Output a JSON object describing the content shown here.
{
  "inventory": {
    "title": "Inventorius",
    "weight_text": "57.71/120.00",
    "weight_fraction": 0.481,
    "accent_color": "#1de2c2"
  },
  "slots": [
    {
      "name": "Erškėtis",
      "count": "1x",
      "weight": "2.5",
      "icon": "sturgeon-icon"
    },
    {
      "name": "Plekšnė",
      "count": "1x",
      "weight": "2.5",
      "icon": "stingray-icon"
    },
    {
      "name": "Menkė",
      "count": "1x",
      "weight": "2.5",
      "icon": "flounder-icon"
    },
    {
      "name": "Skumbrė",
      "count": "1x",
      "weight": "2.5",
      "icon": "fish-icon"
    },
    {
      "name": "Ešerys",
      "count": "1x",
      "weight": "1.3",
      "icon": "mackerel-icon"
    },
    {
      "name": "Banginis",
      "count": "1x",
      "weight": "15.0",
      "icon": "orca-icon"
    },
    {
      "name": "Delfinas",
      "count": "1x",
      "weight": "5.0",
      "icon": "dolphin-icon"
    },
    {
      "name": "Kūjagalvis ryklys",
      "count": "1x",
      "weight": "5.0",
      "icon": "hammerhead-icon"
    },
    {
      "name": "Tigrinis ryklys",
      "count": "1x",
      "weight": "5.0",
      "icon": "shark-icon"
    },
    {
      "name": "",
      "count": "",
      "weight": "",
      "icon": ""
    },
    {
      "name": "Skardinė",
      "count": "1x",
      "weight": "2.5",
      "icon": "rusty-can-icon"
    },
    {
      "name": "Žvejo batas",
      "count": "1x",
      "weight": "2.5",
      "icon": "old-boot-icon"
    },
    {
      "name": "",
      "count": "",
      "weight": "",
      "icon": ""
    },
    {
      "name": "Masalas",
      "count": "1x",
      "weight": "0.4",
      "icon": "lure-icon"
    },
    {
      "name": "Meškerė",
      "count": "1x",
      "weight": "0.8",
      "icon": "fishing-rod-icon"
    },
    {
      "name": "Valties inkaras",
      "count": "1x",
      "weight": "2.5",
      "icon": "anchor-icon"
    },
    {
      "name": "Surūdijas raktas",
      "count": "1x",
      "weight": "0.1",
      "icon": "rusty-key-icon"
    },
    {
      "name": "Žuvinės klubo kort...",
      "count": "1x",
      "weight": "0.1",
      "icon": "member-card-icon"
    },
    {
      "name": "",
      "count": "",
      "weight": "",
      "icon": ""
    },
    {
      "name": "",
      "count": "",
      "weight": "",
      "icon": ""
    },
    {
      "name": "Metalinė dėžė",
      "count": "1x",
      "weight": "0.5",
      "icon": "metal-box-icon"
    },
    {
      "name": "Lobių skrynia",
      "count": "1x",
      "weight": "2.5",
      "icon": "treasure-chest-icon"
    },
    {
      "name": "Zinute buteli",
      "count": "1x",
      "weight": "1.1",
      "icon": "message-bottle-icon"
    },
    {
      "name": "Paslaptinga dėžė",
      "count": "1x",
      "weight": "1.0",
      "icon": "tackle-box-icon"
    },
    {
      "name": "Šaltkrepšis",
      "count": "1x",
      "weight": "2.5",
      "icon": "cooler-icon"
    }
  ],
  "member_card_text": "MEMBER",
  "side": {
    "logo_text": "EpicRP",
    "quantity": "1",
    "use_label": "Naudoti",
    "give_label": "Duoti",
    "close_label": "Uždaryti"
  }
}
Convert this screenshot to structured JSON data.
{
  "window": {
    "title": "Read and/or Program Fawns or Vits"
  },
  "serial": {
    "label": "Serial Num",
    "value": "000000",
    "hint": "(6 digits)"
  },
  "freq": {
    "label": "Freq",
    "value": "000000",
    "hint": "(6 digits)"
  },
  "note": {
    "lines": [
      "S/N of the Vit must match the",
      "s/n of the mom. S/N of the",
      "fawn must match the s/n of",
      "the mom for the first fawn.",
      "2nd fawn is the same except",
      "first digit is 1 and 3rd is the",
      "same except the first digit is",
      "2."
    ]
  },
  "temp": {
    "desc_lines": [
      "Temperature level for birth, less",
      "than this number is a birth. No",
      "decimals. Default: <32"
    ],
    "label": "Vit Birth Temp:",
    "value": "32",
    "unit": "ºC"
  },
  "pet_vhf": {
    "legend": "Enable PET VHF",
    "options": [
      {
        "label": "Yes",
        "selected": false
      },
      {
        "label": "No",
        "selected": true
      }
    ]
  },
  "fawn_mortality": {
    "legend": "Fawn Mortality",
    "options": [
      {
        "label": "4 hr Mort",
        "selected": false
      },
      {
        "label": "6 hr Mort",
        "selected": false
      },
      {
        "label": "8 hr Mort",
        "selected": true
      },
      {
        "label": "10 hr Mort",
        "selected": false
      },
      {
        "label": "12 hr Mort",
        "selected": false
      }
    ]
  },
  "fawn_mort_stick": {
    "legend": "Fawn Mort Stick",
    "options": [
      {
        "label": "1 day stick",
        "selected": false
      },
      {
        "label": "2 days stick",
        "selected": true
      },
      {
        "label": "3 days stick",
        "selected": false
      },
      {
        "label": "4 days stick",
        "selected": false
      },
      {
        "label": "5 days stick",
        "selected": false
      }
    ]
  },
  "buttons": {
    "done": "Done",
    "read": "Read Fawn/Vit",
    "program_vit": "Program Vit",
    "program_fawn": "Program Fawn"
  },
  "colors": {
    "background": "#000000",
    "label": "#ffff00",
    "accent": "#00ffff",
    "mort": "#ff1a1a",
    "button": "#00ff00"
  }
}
--------
Task prompt
Take the data above and return it exactly.

Output of the exercise
Output a JSON object describing the content shown here.
{
  "inventory": {
    "title": "Inventorius",
    "weight_text": "57.71/120.00",
    "weight_fraction": 0.481,
    "accent_color": "#1de2c2"
  },
  "slots": [
    {
      "name": "Erškėtis",
      "count": "1x",
      "weight": "2.5",
      "icon": "sturgeon-icon"
    },
    {
      "name": "Plekšnė",
      "count": "1x",
      "weight": "2.5",
      "icon": "stingray-icon"
    },
    {
      "name": "Menkė",
      "count": "1x",
      "weight": "2.5",
      "icon": "flounder-icon"
    },
    {
      "name": "Skumbrė",
      "count": "1x",
      "weight": "2.5",
      "icon": "fish-icon"
    },
    {
      "name": "Ešerys",
      "count": "1x",
      "weight": "1.3",
      "icon": "mackerel-icon"
    },
    {
      "name": "Banginis",
      "count": "1x",
      "weight": "15.0",
      "icon": "orca-icon"
    },
    {
      "name": "Delfinas",
      "count": "1x",
      "weight": "5.0",
      "icon": "dolphin-icon"
    },
    {
      "name": "Kūjagalvis ryklys",
      "count": "1x",
      "weight": "5.0",
      "icon": "hammerhead-icon"
    },
    {
      "name": "Tigrinis ryklys",
      "count": "1x",
      "weight": "5.0",
      "icon": "shark-icon"
    },
    {
      "name": "",
      "count": "",
      "weight": "",
      "icon": ""
    },
    {
      "name": "Skardinė",
      "count": "1x",
      "weight": "2.5",
      "icon": "rusty-can-icon"
    },
    {
      "name": "Žvejo batas",
      "count": "1x",
      "weight": "2.5",
      "icon": "old-boot-icon"
    },
    {
      "name": "",
      "count": "",
      "weight": "",
      "icon": ""
    },
    {
      "name": "Masalas",
      "count": "1x",
      "weight": "0.4",
      "icon": "lure-icon"
    },
    {
      "name": "Meškerė",
      "count": "1x",
      "weight": "0.8",
      "icon": "fishing-rod-icon"
    },
    {
      "name": "Valties inkaras",
      "count": "1x",
      "weight": "2.5",
      "icon": "anchor-icon"
    },
    {
      "name": "Surūdijas raktas",
      "count": "1x",
      "weight": "0.1",
      "icon": "rusty-key-icon"
    },
    {
      "name": "Žuvinės klubo kort...",
      "count": "1x",
      "weight": "0.1",
      "icon": "member-card-icon"
    },
    {
      "name": "",
      "count": "",
      "weight": "",
      "icon": ""
    },
    {
      "name": "",
      "count": "",
      "weight": "",
      "icon": ""
    },
    {
      "name": "Metalinė dėžė",
      "count": "1x",
      "weight": "0.5",
      "icon": "metal-box-icon"
    },
    {
      "name": "Lobių skrynia",
      "count": "1x",
      "weight": "2.5",
      "icon": "treasure-chest-icon"
    },
    {
      "name": "Zinute buteli",
      "count": "1x",
      "weight": "1.1",
      "icon": "message-bottle-icon"
    },
    {
      "name": "Paslaptinga dėžė",
      "count": "1x",
      "weight": "1.0",
      "icon": "tackle-box-icon"
    },
    {
      "name": "Šaltkrepšis",
      "count": "1x",
      "weight": "2.5",
      "icon": "cooler-icon"
    }
  ],
  "member_card_text": "MEMBER",
  "side": {
    "logo_text": "EpicRP",
    "quantity": "1",
    "use_label": "Naudoti",
    "give_label": "Duoti",
    "close_label": "Uždaryti"
  }
}
Convert this screenshot to structured JSON data.
{
  "window": {
    "title": "Read and/or Program Fawns or Vits"
  },
  "serial": {
    "label": "Serial Num",
    "value": "000000",
    "hint": "(6 digits)"
  },
  "freq": {
    "label": "Freq",
    "value": "000000",
    "hint": "(6 digits)"
  },
  "note": {
    "lines": [
      "S/N of the Vit must match the",
      "s/n of the mom. S/N of the",
      "fawn must match the s/n of",
      "the mom for the first fawn.",
      "2nd fawn is the same except",
      "first digit is 1 and 3rd is the",
      "same except the first digit is",
      "2."
    ]
  },
  "temp": {
    "desc_lines": [
      "Temperature level for birth, less",
      "than this number is a birth. No",
      "decimals. Default: <32"
    ],
    "label": "Vit Birth Temp:",
    "value": "32",
    "unit": "ºC"
  },
  "pet_vhf": {
    "legend": "Enable PET VHF",
    "options": [
      {
        "label": "Yes",
        "selected": false
      },
      {
        "label": "No",
        "selected": true
      }
    ]
  },
  "fawn_mortality": {
    "legend": "Fawn Mortality",
    "options": [
      {
        "label": "4 hr Mort",
        "selected": false
      },
      {
        "label": "6 hr Mort",
        "selected": false
      },
      {
        "label": "8 hr Mort",
        "selected": true
      },
      {
        "label": "10 hr Mort",
        "selected": false
      },
      {
        "label": "12 hr Mort",
        "selected": false
      }
    ]
  },
  "fawn_mort_stick": {
    "legend": "Fawn Mort Stick",
    "options": [
      {
        "label": "1 day stick",
        "selected": false
      },
      {
        "label": "2 days stick",
        "selected": true
      },
      {
        "label": "3 days stick",
        "selected": false
      },
      {
        "label": "4 days stick",
        "selected": false
      },
      {
        "label": "5 days stick",
        "selected": false
      }
    ]
  },
  "buttons": {
    "done": "Done",
    "read": "Read Fawn/Vit",
    "program_vit": "Program Vit",
    "program_fawn": "Program Fawn"
  },
  "colors": {
    "background": "#000000",
    "label": "#ffff00",
    "accent": "#00ffff",
    "mort": "#ff1a1a",
    "button": "#00ff00"
  }
}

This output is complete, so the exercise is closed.